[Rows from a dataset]
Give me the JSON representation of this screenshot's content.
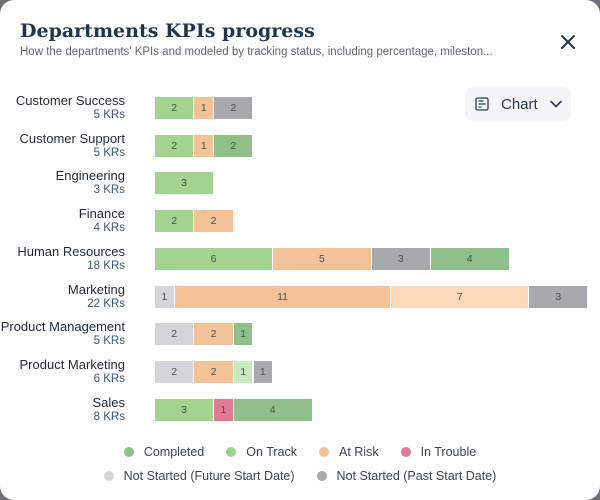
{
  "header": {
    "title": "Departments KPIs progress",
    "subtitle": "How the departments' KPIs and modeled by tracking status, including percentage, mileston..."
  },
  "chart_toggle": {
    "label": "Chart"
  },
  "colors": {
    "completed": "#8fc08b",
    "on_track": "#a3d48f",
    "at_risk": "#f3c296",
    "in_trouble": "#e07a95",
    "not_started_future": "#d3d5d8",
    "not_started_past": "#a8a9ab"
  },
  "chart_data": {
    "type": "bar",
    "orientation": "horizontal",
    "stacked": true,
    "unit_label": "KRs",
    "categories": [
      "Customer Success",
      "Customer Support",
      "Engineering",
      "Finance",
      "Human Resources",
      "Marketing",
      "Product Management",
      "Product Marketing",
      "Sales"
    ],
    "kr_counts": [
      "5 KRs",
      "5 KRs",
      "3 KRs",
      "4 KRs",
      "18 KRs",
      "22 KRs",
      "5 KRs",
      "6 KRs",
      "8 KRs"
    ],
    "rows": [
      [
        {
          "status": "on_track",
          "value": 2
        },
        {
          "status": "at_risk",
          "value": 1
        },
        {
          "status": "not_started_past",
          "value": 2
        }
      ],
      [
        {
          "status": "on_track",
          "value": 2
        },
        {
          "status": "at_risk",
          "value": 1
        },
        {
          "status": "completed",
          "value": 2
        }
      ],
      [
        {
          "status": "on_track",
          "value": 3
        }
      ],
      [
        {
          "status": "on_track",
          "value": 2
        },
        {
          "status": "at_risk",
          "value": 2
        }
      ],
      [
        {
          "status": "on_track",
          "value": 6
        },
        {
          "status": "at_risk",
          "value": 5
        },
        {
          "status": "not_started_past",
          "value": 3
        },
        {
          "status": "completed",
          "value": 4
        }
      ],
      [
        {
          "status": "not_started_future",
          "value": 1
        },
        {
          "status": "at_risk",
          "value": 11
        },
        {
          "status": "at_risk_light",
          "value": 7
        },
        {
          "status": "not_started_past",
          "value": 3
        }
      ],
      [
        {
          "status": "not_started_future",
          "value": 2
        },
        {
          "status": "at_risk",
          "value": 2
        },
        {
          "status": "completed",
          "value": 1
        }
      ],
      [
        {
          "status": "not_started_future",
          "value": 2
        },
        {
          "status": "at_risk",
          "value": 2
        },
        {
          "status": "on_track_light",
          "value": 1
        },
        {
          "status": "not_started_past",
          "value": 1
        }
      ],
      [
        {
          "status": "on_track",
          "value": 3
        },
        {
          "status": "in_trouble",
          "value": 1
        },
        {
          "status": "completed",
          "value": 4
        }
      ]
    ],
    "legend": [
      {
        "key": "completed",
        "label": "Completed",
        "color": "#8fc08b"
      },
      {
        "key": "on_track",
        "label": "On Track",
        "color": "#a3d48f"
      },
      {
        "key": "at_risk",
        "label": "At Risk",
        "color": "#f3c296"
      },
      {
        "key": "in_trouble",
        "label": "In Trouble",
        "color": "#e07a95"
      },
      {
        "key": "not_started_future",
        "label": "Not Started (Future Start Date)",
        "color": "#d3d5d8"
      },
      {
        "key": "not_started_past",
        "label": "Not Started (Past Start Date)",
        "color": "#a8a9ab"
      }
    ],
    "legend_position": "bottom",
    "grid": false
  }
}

Given task ▸ Without the pictures, restate all of the entries above verbatim.

Reply ▸
Give me the JSON representation of this screenshot's content.
{
  "header": {
    "title": "Departments KPIs progress",
    "subtitle": "How the departments' KPIs and modeled by tracking status, including percentage, mileston..."
  },
  "chart_toggle": {
    "label": "Chart"
  },
  "colors": {
    "completed": "#8fc08b",
    "on_track": "#a3d48f",
    "at_risk": "#f3c296",
    "in_trouble": "#e07a95",
    "not_started_future": "#d3d5d8",
    "not_started_past": "#a8a9ab"
  },
  "chart_data": {
    "type": "bar",
    "orientation": "horizontal",
    "stacked": true,
    "unit_label": "KRs",
    "categories": [
      "Customer Success",
      "Customer Support",
      "Engineering",
      "Finance",
      "Human Resources",
      "Marketing",
      "Product Management",
      "Product Marketing",
      "Sales"
    ],
    "kr_counts": [
      "5 KRs",
      "5 KRs",
      "3 KRs",
      "4 KRs",
      "18 KRs",
      "22 KRs",
      "5 KRs",
      "6 KRs",
      "8 KRs"
    ],
    "rows": [
      [
        {
          "status": "on_track",
          "value": 2
        },
        {
          "status": "at_risk",
          "value": 1
        },
        {
          "status": "not_started_past",
          "value": 2
        }
      ],
      [
        {
          "status": "on_track",
          "value": 2
        },
        {
          "status": "at_risk",
          "value": 1
        },
        {
          "status": "completed",
          "value": 2
        }
      ],
      [
        {
          "status": "on_track",
          "value": 3
        }
      ],
      [
        {
          "status": "on_track",
          "value": 2
        },
        {
          "status": "at_risk",
          "value": 2
        }
      ],
      [
        {
          "status": "on_track",
          "value": 6
        },
        {
          "status": "at_risk",
          "value": 5
        },
        {
          "status": "not_started_past",
          "value": 3
        },
        {
          "status": "completed",
          "value": 4
        }
      ],
      [
        {
          "status": "not_started_future",
          "value": 1
        },
        {
          "status": "at_risk",
          "value": 11
        },
        {
          "status": "at_risk_light",
          "value": 7
        },
        {
          "status": "not_started_past",
          "value": 3
        }
      ],
      [
        {
          "status": "not_started_future",
          "value": 2
        },
        {
          "status": "at_risk",
          "value": 2
        },
        {
          "status": "completed",
          "value": 1
        }
      ],
      [
        {
          "status": "not_started_future",
          "value": 2
        },
        {
          "status": "at_risk",
          "value": 2
        },
        {
          "status": "on_track_light",
          "value": 1
        },
        {
          "status": "not_started_past",
          "value": 1
        }
      ],
      [
        {
          "status": "on_track",
          "value": 3
        },
        {
          "status": "in_trouble",
          "value": 1
        },
        {
          "status": "completed",
          "value": 4
        }
      ]
    ],
    "legend": [
      {
        "key": "completed",
        "label": "Completed",
        "color": "#8fc08b"
      },
      {
        "key": "on_track",
        "label": "On Track",
        "color": "#a3d48f"
      },
      {
        "key": "at_risk",
        "label": "At Risk",
        "color": "#f3c296"
      },
      {
        "key": "in_trouble",
        "label": "In Trouble",
        "color": "#e07a95"
      },
      {
        "key": "not_started_future",
        "label": "Not Started (Future Start Date)",
        "color": "#d3d5d8"
      },
      {
        "key": "not_started_past",
        "label": "Not Started (Past Start Date)",
        "color": "#a8a9ab"
      }
    ],
    "legend_position": "bottom",
    "grid": false
  }
}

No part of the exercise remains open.